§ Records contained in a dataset

+++++

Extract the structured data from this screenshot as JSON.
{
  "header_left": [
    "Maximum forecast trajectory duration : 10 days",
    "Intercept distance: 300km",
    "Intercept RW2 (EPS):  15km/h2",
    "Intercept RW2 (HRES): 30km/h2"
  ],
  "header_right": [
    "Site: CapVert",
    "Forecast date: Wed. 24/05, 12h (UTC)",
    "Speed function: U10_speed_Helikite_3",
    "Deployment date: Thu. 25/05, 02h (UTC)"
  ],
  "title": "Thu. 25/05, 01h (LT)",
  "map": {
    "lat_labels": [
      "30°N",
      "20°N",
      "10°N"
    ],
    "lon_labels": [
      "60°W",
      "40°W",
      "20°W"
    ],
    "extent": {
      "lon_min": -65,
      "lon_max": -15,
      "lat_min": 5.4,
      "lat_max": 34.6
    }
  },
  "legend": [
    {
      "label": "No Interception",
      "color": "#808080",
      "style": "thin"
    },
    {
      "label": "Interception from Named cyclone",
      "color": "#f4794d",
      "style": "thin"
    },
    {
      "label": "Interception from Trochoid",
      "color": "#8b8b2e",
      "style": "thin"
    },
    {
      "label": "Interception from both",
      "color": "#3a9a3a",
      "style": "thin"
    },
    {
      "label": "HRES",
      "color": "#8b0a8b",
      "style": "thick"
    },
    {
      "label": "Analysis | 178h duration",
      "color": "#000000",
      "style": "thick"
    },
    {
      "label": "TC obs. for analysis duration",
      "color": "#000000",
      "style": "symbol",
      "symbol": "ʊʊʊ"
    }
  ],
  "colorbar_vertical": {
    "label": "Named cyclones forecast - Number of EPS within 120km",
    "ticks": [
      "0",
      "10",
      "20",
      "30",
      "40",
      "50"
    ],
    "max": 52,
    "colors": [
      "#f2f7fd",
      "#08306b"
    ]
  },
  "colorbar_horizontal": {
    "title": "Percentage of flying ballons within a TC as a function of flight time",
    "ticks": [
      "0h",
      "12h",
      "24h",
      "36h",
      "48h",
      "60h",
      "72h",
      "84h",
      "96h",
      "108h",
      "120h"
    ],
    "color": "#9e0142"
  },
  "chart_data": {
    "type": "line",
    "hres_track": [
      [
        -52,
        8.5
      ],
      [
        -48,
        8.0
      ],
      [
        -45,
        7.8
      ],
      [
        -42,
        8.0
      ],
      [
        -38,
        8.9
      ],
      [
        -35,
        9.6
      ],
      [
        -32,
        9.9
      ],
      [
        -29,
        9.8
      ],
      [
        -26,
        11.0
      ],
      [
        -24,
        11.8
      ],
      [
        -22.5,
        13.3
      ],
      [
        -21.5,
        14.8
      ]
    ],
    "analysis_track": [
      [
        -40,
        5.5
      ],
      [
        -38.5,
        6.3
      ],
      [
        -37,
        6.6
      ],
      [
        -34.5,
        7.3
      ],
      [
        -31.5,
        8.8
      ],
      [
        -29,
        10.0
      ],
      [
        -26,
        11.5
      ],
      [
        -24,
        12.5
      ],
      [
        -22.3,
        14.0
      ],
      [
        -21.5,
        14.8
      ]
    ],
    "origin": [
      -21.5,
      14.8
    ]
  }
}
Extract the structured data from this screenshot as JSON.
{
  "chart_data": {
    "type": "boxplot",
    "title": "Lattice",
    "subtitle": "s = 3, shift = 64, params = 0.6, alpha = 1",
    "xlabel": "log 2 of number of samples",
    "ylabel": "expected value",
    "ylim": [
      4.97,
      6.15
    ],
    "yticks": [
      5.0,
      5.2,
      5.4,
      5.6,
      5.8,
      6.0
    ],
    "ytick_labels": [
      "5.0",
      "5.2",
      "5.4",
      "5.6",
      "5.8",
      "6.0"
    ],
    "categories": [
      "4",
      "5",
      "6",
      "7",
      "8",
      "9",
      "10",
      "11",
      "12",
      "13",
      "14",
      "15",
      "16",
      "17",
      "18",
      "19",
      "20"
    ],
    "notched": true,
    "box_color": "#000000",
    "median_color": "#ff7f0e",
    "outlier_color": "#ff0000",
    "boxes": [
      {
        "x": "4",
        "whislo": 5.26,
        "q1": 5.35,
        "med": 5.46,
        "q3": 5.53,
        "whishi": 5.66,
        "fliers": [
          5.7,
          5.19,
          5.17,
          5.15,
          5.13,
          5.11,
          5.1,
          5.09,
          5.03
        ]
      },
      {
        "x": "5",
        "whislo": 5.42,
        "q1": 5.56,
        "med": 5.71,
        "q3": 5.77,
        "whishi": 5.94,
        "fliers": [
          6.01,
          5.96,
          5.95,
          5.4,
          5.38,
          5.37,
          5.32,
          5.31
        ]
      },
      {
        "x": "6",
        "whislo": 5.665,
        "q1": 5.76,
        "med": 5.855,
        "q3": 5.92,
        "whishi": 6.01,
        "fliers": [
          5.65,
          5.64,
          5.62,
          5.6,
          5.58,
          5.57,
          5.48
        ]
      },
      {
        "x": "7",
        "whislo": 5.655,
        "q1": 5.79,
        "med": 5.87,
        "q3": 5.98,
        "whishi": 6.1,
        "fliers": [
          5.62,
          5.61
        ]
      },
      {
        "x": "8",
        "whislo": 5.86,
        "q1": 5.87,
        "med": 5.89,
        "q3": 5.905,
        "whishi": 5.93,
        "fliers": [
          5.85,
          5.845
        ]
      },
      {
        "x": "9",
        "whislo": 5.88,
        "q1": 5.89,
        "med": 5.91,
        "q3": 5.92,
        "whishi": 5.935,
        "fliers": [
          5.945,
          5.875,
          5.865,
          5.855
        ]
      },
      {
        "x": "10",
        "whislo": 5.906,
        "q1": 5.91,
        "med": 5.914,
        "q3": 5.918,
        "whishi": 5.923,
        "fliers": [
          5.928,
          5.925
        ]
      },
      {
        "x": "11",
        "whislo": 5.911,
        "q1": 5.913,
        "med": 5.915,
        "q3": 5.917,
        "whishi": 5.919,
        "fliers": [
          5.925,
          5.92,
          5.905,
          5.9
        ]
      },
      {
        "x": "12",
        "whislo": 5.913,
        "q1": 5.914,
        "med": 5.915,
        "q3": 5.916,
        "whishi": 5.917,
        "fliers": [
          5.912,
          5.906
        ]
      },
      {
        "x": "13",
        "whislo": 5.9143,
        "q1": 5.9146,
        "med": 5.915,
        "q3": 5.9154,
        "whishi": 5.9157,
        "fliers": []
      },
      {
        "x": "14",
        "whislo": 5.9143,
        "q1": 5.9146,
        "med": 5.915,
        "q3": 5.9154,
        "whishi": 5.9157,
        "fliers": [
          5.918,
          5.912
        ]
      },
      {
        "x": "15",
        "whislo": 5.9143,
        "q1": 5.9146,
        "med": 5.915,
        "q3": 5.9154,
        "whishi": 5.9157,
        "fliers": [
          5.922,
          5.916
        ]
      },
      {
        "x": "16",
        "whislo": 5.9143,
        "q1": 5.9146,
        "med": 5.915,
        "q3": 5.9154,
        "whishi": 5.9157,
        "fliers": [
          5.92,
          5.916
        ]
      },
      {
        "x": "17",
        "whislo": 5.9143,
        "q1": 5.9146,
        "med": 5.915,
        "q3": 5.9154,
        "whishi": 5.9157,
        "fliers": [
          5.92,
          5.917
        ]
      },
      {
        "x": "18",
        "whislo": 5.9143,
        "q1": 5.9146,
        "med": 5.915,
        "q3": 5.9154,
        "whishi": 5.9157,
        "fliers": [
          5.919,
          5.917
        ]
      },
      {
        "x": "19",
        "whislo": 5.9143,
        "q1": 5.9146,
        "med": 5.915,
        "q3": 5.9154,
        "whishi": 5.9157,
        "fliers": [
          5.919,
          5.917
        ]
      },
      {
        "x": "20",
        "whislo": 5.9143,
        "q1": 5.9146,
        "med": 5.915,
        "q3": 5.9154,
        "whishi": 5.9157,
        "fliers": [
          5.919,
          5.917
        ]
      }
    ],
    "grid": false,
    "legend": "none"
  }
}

+++++

§ Aim
Copy each line of the records that contains the word "Named".

§ Correct result
      "label": "Interception from Named cyclone",
    "label": "Named cyclones forecast - Number of EPS within 120km",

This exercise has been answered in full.